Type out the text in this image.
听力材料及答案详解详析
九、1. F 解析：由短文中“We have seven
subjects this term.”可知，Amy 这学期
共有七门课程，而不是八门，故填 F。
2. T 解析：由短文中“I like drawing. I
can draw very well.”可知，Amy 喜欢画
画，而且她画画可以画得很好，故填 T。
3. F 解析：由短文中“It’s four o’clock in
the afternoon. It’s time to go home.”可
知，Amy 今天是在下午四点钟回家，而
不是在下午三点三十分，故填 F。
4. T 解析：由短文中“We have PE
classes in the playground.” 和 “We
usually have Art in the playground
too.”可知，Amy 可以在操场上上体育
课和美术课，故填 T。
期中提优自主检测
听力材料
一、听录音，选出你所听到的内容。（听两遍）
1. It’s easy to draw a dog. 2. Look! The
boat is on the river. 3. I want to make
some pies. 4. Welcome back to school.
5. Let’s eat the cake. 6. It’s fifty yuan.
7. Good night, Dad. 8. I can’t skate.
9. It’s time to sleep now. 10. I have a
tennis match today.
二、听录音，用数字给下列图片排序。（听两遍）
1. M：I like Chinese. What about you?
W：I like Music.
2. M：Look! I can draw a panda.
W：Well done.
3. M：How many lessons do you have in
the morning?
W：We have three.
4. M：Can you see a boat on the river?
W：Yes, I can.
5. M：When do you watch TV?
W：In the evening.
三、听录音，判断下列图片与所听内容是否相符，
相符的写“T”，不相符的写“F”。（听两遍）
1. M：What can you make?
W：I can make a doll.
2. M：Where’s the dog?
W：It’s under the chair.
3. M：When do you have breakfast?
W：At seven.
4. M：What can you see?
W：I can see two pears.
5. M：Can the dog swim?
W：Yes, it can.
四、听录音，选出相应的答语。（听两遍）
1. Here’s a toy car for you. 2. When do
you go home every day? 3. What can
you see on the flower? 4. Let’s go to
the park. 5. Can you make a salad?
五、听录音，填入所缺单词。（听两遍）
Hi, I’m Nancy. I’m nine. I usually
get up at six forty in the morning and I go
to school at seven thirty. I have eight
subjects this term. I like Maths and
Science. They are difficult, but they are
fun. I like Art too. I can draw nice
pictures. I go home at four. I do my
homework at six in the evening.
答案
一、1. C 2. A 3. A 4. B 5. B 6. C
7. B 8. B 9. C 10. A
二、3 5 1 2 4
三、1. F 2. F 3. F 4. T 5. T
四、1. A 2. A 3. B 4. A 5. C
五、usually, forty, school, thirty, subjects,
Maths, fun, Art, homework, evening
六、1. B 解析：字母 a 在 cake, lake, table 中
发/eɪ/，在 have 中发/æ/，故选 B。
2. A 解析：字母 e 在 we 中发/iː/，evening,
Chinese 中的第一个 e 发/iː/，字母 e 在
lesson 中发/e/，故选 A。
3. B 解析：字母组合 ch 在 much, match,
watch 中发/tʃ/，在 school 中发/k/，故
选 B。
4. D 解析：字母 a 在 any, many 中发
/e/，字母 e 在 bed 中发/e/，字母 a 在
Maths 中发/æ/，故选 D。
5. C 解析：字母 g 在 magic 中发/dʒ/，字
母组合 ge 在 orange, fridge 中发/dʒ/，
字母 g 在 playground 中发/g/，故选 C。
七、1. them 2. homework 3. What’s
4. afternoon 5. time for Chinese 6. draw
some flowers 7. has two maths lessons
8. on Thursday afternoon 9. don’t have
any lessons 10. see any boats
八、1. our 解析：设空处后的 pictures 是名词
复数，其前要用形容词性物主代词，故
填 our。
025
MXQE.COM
* * * *
Repeat each record exactly. Omit nothing.

- _Exercise solution_
Type out the text in this image.
听力材料及答案详解详析
九、1. F 解析：由短文中“We have seven
subjects this term.”可知，Amy 这学期
共有七门课程，而不是八门，故填 F。
2. T 解析：由短文中“I like drawing. I
can draw very well.”可知，Amy 喜欢画
画，而且她画画可以画得很好，故填 T。
3. F 解析：由短文中“It’s four o’clock in
the afternoon. It’s time to go home.”可
知，Amy 今天是在下午四点钟回家，而
不是在下午三点三十分，故填 F。
4. T 解析：由短文中“We have PE
classes in the playground.” 和 “We
usually have Art in the playground
too.”可知，Amy 可以在操场上上体育
课和美术课，故填 T。
期中提优自主检测
听力材料
一、听录音，选出你所听到的内容。（听两遍）
1. It’s easy to draw a dog. 2. Look! The
boat is on the river. 3. I want to make
some pies. 4. Welcome back to school.
5. Let’s eat the cake. 6. It’s fifty yuan.
7. Good night, Dad. 8. I can’t skate.
9. It’s time to sleep now. 10. I have a
tennis match today.
二、听录音，用数字给下列图片排序。（听两遍）
1. M：I like Chinese. What about you?
W：I like Music.
2. M：Look! I can draw a panda.
W：Well done.
3. M：How many lessons do you have in
the morning?
W：We have three.
4. M：Can you see a boat on the river?
W：Yes, I can.
5. M：When do you watch TV?
W：In the evening.
三、听录音，判断下列图片与所听内容是否相符，
相符的写“T”，不相符的写“F”。（听两遍）
1. M：What can you make?
W：I can make a doll.
2. M：Where’s the dog?
W：It’s under the chair.
3. M：When do you have breakfast?
W：At seven.
4. M：What can you see?
W：I can see two pears.
5. M：Can the dog swim?
W：Yes, it can.
四、听录音，选出相应的答语。（听两遍）
1. Here’s a toy car for you. 2. When do
you go home every day? 3. What can
you see on the flower? 4. Let’s go to
the park. 5. Can you make a salad?
五、听录音，填入所缺单词。（听两遍）
Hi, I’m Nancy. I’m nine. I usually
get up at six forty in the morning and I go
to school at seven thirty. I have eight
subjects this term. I like Maths and
Science. They are difficult, but they are
fun. I like Art too. I can draw nice
pictures. I go home at four. I do my
homework at six in the evening.
答案
一、1. C 2. A 3. A 4. B 5. B 6. C
7. B 8. B 9. C 10. A
二、3 5 1 2 4
三、1. F 2. F 3. F 4. T 5. T
四、1. A 2. A 3. B 4. A 5. C
五、usually, forty, school, thirty, subjects,
Maths, fun, Art, homework, evening
六、1. B 解析：字母 a 在 cake, lake, table 中
发/eɪ/，在 have 中发/æ/，故选 B。
2. A 解析：字母 e 在 we 中发/iː/，evening,
Chinese 中的第一个 e 发/iː/，字母 e 在
lesson 中发/e/，故选 A。
3. B 解析：字母组合 ch 在 much, match,
watch 中发/tʃ/，在 school 中发/k/，故
选 B。
4. D 解析：字母 a 在 any, many 中发
/e/，字母 e 在 bed 中发/e/，字母 a 在
Maths 中发/æ/，故选 D。
5. C 解析：字母 g 在 magic 中发/dʒ/，字
母组合 ge 在 orange, fridge 中发/dʒ/，
字母 g 在 playground 中发/g/，故选 C。
七、1. them 2. homework 3. What’s
4. afternoon 5. time for Chinese 6. draw
some flowers 7. has two maths lessons
8. on Thursday afternoon 9. don’t have
any lessons 10. see any boats
八、1. our 解析：设空处后的 pictures 是名词
复数，其前要用形容词性物主代词，故
填 our。
025
MXQE.COM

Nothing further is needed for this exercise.